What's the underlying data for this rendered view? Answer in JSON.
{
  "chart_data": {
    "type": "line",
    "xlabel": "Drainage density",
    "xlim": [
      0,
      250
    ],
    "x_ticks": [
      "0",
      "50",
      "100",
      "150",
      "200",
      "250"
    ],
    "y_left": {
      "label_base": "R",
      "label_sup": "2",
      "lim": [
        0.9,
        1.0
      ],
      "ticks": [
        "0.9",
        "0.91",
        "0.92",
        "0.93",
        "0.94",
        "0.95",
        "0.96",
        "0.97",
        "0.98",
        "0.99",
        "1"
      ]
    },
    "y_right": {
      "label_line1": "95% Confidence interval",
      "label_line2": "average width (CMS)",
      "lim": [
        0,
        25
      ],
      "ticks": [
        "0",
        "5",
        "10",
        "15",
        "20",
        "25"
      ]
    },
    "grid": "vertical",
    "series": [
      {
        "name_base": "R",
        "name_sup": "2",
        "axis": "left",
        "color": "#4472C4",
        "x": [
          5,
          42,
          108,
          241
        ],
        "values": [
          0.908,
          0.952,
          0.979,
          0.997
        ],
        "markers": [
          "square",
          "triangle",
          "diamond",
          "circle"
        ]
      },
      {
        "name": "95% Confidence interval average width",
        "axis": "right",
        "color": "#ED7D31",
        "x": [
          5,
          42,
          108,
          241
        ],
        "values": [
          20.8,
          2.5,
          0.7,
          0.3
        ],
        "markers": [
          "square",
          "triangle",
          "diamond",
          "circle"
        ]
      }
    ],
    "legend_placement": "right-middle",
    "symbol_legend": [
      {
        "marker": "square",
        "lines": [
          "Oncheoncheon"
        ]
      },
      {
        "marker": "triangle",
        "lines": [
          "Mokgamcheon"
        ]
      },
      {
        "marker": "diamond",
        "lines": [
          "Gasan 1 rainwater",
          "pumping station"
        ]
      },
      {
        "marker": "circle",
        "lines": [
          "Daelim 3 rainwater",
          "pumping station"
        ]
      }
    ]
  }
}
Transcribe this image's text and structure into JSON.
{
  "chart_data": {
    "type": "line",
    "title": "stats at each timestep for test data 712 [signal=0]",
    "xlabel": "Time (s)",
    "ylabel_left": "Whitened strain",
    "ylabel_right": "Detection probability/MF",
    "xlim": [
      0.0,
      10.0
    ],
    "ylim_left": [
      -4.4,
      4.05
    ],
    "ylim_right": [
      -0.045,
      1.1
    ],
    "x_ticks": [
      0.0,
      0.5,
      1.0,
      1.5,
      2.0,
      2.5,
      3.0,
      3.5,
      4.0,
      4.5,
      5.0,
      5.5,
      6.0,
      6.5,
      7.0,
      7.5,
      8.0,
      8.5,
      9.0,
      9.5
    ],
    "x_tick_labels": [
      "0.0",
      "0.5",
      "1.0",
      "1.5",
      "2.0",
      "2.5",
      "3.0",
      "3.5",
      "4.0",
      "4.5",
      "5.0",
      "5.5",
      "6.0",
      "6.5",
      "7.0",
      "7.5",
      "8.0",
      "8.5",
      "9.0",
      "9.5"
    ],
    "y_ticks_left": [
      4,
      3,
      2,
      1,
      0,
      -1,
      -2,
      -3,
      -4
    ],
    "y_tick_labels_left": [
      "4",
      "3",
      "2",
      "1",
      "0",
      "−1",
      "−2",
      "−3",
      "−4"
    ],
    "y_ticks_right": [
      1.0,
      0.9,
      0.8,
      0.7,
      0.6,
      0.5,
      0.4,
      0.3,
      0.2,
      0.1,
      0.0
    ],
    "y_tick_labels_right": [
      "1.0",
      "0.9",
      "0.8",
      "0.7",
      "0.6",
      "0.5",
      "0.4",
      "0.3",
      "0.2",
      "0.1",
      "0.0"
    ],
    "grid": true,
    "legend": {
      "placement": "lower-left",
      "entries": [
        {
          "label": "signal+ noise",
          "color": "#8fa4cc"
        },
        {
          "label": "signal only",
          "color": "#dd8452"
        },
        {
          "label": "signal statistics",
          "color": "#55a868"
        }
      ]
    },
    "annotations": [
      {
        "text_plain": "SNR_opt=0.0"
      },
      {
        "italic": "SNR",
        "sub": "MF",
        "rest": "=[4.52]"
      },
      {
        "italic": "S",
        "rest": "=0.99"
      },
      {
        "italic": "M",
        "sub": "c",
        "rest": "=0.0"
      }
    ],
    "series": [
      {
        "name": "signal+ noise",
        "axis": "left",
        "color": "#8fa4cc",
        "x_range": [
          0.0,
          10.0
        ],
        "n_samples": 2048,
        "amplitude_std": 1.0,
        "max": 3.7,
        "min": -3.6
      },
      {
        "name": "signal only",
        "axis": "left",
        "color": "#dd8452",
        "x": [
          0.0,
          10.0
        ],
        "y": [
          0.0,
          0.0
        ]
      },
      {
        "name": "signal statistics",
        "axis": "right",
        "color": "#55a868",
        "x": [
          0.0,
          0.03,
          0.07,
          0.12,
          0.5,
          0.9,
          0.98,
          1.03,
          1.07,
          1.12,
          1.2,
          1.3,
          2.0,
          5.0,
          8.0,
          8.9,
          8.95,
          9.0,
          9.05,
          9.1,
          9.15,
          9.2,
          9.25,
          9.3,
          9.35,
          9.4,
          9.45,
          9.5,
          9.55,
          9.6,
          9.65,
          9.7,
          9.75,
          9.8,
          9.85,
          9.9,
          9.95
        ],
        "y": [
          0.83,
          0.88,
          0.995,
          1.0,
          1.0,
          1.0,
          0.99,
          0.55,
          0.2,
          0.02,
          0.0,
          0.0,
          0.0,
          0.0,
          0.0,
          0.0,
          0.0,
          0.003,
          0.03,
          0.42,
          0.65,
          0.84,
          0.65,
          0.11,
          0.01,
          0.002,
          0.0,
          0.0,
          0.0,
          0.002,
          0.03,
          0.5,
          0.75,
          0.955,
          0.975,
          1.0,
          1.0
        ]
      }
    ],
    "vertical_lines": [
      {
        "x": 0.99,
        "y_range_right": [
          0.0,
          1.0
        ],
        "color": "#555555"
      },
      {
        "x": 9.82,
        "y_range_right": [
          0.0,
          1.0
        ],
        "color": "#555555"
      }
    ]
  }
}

_The request_: Every record above needs to be repeated word for word.

_Task answer_:
What's the underlying data for this rendered view? Answer in JSON.
{
  "chart_data": {
    "type": "line",
    "xlabel": "Drainage density",
    "xlim": [
      0,
      250
    ],
    "x_ticks": [
      "0",
      "50",
      "100",
      "150",
      "200",
      "250"
    ],
    "y_left": {
      "label_base": "R",
      "label_sup": "2",
      "lim": [
        0.9,
        1.0
      ],
      "ticks": [
        "0.9",
        "0.91",
        "0.92",
        "0.93",
        "0.94",
        "0.95",
        "0.96",
        "0.97",
        "0.98",
        "0.99",
        "1"
      ]
    },
    "y_right": {
      "label_line1": "95% Confidence interval",
      "label_line2": "average width (CMS)",
      "lim": [
        0,
        25
      ],
      "ticks": [
        "0",
        "5",
        "10",
        "15",
        "20",
        "25"
      ]
    },
    "grid": "vertical",
    "series": [
      {
        "name_base": "R",
        "name_sup": "2",
        "axis": "left",
        "color": "#4472C4",
        "x": [
          5,
          42,
          108,
          241
        ],
        "values": [
          0.908,
          0.952,
          0.979,
          0.997
        ],
        "markers": [
          "square",
          "triangle",
          "diamond",
          "circle"
        ]
      },
      {
        "name": "95% Confidence interval average width",
        "axis": "right",
        "color": "#ED7D31",
        "x": [
          5,
          42,
          108,
          241
        ],
        "values": [
          20.8,
          2.5,
          0.7,
          0.3
        ],
        "markers": [
          "square",
          "triangle",
          "diamond",
          "circle"
        ]
      }
    ],
    "legend_placement": "right-middle",
    "symbol_legend": [
      {
        "marker": "square",
        "lines": [
          "Oncheoncheon"
        ]
      },
      {
        "marker": "triangle",
        "lines": [
          "Mokgamcheon"
        ]
      },
      {
        "marker": "diamond",
        "lines": [
          "Gasan 1 rainwater",
          "pumping station"
        ]
      },
      {
        "marker": "circle",
        "lines": [
          "Daelim 3 rainwater",
          "pumping station"
        ]
      }
    ]
  }
}
Transcribe this image's text and structure into JSON.
{
  "chart_data": {
    "type": "line",
    "title": "stats at each timestep for test data 712 [signal=0]",
    "xlabel": "Time (s)",
    "ylabel_left": "Whitened strain",
    "ylabel_right": "Detection probability/MF",
    "xlim": [
      0.0,
      10.0
    ],
    "ylim_left": [
      -4.4,
      4.05
    ],
    "ylim_right": [
      -0.045,
      1.1
    ],
    "x_ticks": [
      0.0,
      0.5,
      1.0,
      1.5,
      2.0,
      2.5,
      3.0,
      3.5,
      4.0,
      4.5,
      5.0,
      5.5,
      6.0,
      6.5,
      7.0,
      7.5,
      8.0,
      8.5,
      9.0,
      9.5
    ],
    "x_tick_labels": [
      "0.0",
      "0.5",
      "1.0",
      "1.5",
      "2.0",
      "2.5",
      "3.0",
      "3.5",
      "4.0",
      "4.5",
      "5.0",
      "5.5",
      "6.0",
      "6.5",
      "7.0",
      "7.5",
      "8.0",
      "8.5",
      "9.0",
      "9.5"
    ],
    "y_ticks_left": [
      4,
      3,
      2,
      1,
      0,
      -1,
      -2,
      -3,
      -4
    ],
    "y_tick_labels_left": [
      "4",
      "3",
      "2",
      "1",
      "0",
      "−1",
      "−2",
      "−3",
      "−4"
    ],
    "y_ticks_right": [
      1.0,
      0.9,
      0.8,
      0.7,
      0.6,
      0.5,
      0.4,
      0.3,
      0.2,
      0.1,
      0.0
    ],
    "y_tick_labels_right": [
      "1.0",
      "0.9",
      "0.8",
      "0.7",
      "0.6",
      "0.5",
      "0.4",
      "0.3",
      "0.2",
      "0.1",
      "0.0"
    ],
    "grid": true,
    "legend": {
      "placement": "lower-left",
      "entries": [
        {
          "label": "signal+ noise",
          "color": "#8fa4cc"
        },
        {
          "label": "signal only",
          "color": "#dd8452"
        },
        {
          "label": "signal statistics",
          "color": "#55a868"
        }
      ]
    },
    "annotations": [
      {
        "text_plain": "SNR_opt=0.0"
      },
      {
        "italic": "SNR",
        "sub": "MF",
        "rest": "=[4.52]"
      },
      {
        "italic": "S",
        "rest": "=0.99"
      },
      {
        "italic": "M",
        "sub": "c",
        "rest": "=0.0"
      }
    ],
    "series": [
      {
        "name": "signal+ noise",
        "axis": "left",
        "color": "#8fa4cc",
        "x_range": [
          0.0,
          10.0
        ],
        "n_samples": 2048,
        "amplitude_std": 1.0,
        "max": 3.7,
        "min": -3.6
      },
      {
        "name": "signal only",
        "axis": "left",
        "color": "#dd8452",
        "x": [
          0.0,
          10.0
        ],
        "y": [
          0.0,
          0.0
        ]
      },
      {
        "name": "signal statistics",
        "axis": "right",
        "color": "#55a868",
        "x": [
          0.0,
          0.03,
          0.07,
          0.12,
          0.5,
          0.9,
          0.98,
          1.03,
          1.07,
          1.12,
          1.2,
          1.3,
          2.0,
          5.0,
          8.0,
          8.9,
          8.95,
          9.0,
          9.05,
          9.1,
          9.15,
          9.2,
          9.25,
          9.3,
          9.35,
          9.4,
          9.45,
          9.5,
          9.55,
          9.6,
          9.65,
          9.7,
          9.75,
          9.8,
          9.85,
          9.9,
          9.95
        ],
        "y": [
          0.83,
          0.88,
          0.995,
          1.0,
          1.0,
          1.0,
          0.99,
          0.55,
          0.2,
          0.02,
          0.0,
          0.0,
          0.0,
          0.0,
          0.0,
          0.0,
          0.0,
          0.003,
          0.03,
          0.42,
          0.65,
          0.84,
          0.65,
          0.11,
          0.01,
          0.002,
          0.0,
          0.0,
          0.0,
          0.002,
          0.03,
          0.5,
          0.75,
          0.955,
          0.975,
          1.0,
          1.0
        ]
      }
    ],
    "vertical_lines": [
      {
        "x": 0.99,
        "y_range_right": [
          0.0,
          1.0
        ],
        "color": "#555555"
      },
      {
        "x": 9.82,
        "y_range_right": [
          0.0,
          1.0
        ],
        "color": "#555555"
      }
    ]
  }
}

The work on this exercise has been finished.